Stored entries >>
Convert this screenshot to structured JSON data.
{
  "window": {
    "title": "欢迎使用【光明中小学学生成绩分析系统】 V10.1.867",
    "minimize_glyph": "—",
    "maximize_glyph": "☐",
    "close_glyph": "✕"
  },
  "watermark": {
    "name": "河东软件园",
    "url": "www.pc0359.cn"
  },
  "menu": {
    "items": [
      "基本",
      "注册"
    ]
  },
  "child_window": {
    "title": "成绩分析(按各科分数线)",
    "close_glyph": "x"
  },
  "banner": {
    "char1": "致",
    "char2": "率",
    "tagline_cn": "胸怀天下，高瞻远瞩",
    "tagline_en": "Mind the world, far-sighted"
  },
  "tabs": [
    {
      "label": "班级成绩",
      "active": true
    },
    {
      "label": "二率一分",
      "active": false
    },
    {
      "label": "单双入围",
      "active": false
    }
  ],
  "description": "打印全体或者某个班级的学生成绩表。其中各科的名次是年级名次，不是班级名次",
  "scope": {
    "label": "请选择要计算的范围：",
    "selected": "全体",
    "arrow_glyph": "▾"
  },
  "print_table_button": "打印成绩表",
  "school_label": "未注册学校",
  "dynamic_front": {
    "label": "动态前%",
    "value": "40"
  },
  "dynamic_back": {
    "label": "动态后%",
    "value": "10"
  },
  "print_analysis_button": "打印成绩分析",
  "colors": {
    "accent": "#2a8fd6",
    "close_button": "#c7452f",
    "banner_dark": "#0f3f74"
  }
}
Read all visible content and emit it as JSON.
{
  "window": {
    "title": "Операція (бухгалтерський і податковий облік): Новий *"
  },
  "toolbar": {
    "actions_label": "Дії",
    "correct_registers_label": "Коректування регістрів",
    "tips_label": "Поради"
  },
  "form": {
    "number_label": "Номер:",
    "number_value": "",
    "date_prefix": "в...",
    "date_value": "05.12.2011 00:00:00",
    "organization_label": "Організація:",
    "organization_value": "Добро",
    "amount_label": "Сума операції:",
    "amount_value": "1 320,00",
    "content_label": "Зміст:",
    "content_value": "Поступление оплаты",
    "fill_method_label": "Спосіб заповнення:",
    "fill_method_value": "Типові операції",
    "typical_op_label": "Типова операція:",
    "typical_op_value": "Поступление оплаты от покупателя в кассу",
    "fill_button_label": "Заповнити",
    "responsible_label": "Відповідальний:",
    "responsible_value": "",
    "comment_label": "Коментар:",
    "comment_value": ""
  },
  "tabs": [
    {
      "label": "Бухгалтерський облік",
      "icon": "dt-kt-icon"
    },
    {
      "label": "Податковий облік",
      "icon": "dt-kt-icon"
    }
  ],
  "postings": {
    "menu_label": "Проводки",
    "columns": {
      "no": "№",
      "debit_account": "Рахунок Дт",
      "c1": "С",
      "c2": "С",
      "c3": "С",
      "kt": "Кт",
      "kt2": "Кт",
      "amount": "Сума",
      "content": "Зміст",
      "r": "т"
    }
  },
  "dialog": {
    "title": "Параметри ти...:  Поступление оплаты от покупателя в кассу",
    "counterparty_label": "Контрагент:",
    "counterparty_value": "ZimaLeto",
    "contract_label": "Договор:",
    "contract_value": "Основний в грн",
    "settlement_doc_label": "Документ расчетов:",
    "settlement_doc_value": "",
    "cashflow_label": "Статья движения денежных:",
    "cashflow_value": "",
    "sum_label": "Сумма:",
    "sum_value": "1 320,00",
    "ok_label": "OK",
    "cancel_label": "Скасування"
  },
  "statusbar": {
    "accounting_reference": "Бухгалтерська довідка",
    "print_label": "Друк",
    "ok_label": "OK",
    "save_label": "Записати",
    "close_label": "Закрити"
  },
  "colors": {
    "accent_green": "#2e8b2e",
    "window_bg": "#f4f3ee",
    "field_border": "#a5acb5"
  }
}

GIVEN EXERCISE >> Extract every entry above as it appears.

CORRECT RESPONSE >>
Convert this screenshot to structured JSON data.
{
  "window": {
    "title": "欢迎使用【光明中小学学生成绩分析系统】 V10.1.867",
    "minimize_glyph": "—",
    "maximize_glyph": "☐",
    "close_glyph": "✕"
  },
  "watermark": {
    "name": "河东软件园",
    "url": "www.pc0359.cn"
  },
  "menu": {
    "items": [
      "基本",
      "注册"
    ]
  },
  "child_window": {
    "title": "成绩分析(按各科分数线)",
    "close_glyph": "x"
  },
  "banner": {
    "char1": "致",
    "char2": "率",
    "tagline_cn": "胸怀天下，高瞻远瞩",
    "tagline_en": "Mind the world, far-sighted"
  },
  "tabs": [
    {
      "label": "班级成绩",
      "active": true
    },
    {
      "label": "二率一分",
      "active": false
    },
    {
      "label": "单双入围",
      "active": false
    }
  ],
  "description": "打印全体或者某个班级的学生成绩表。其中各科的名次是年级名次，不是班级名次",
  "scope": {
    "label": "请选择要计算的范围：",
    "selected": "全体",
    "arrow_glyph": "▾"
  },
  "print_table_button": "打印成绩表",
  "school_label": "未注册学校",
  "dynamic_front": {
    "label": "动态前%",
    "value": "40"
  },
  "dynamic_back": {
    "label": "动态后%",
    "value": "10"
  },
  "print_analysis_button": "打印成绩分析",
  "colors": {
    "accent": "#2a8fd6",
    "close_button": "#c7452f",
    "banner_dark": "#0f3f74"
  }
}
Read all visible content and emit it as JSON.
{
  "window": {
    "title": "Операція (бухгалтерський і податковий облік): Новий *"
  },
  "toolbar": {
    "actions_label": "Дії",
    "correct_registers_label": "Коректування регістрів",
    "tips_label": "Поради"
  },
  "form": {
    "number_label": "Номер:",
    "number_value": "",
    "date_prefix": "в...",
    "date_value": "05.12.2011 00:00:00",
    "organization_label": "Організація:",
    "organization_value": "Добро",
    "amount_label": "Сума операції:",
    "amount_value": "1 320,00",
    "content_label": "Зміст:",
    "content_value": "Поступление оплаты",
    "fill_method_label": "Спосіб заповнення:",
    "fill_method_value": "Типові операції",
    "typical_op_label": "Типова операція:",
    "typical_op_value": "Поступление оплаты от покупателя в кассу",
    "fill_button_label": "Заповнити",
    "responsible_label": "Відповідальний:",
    "responsible_value": "",
    "comment_label": "Коментар:",
    "comment_value": ""
  },
  "tabs": [
    {
      "label": "Бухгалтерський облік",
      "icon": "dt-kt-icon"
    },
    {
      "label": "Податковий облік",
      "icon": "dt-kt-icon"
    }
  ],
  "postings": {
    "menu_label": "Проводки",
    "columns": {
      "no": "№",
      "debit_account": "Рахунок Дт",
      "c1": "С",
      "c2": "С",
      "c3": "С",
      "kt": "Кт",
      "kt2": "Кт",
      "amount": "Сума",
      "content": "Зміст",
      "r": "т"
    }
  },
  "dialog": {
    "title": "Параметри ти...:  Поступление оплаты от покупателя в кассу",
    "counterparty_label": "Контрагент:",
    "counterparty_value": "ZimaLeto",
    "contract_label": "Договор:",
    "contract_value": "Основний в грн",
    "settlement_doc_label": "Документ расчетов:",
    "settlement_doc_value": "",
    "cashflow_label": "Статья движения денежных:",
    "cashflow_value": "",
    "sum_label": "Сумма:",
    "sum_value": "1 320,00",
    "ok_label": "OK",
    "cancel_label": "Скасування"
  },
  "statusbar": {
    "accounting_reference": "Бухгалтерська довідка",
    "print_label": "Друк",
    "ok_label": "OK",
    "save_label": "Записати",
    "close_label": "Закрити"
  },
  "colors": {
    "accent_green": "#2e8b2e",
    "window_bg": "#f4f3ee",
    "field_border": "#a5acb5"
  }
}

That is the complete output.